→ **PROBLEM STATEMENT**: Return all lines below containing the word "に添付された".
══ MATERIAL FOR THIS EXERCISE ══
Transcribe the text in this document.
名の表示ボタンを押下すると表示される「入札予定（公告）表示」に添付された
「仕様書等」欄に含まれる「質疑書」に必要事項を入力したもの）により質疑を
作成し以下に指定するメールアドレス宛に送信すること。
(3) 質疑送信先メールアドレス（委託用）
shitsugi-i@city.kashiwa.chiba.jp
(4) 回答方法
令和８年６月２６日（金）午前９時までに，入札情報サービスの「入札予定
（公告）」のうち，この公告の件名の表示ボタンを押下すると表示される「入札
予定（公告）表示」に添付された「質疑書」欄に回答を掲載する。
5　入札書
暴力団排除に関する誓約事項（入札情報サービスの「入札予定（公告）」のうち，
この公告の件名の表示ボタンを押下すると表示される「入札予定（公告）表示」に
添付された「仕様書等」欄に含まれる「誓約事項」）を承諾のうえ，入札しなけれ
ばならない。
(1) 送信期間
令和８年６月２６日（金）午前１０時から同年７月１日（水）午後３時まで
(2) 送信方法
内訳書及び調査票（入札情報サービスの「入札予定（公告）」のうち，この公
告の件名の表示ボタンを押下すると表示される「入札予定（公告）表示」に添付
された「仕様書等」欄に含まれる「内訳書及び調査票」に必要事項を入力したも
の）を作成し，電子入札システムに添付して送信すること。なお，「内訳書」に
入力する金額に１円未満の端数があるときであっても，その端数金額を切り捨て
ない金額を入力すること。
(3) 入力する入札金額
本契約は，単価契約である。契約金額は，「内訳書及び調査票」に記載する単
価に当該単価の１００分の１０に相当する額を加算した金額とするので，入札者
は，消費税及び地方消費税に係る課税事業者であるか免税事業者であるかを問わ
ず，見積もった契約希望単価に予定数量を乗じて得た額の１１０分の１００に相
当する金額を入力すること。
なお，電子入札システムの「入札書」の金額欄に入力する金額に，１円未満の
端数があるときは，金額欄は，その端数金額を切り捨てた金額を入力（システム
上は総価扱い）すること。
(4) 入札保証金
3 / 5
═══
→ **ANSWER**:
名の表示ボタンを押下すると表示される「入札予定（公告）表示」に添付された
予定（公告）表示」に添付された「質疑書」欄に回答を掲載する。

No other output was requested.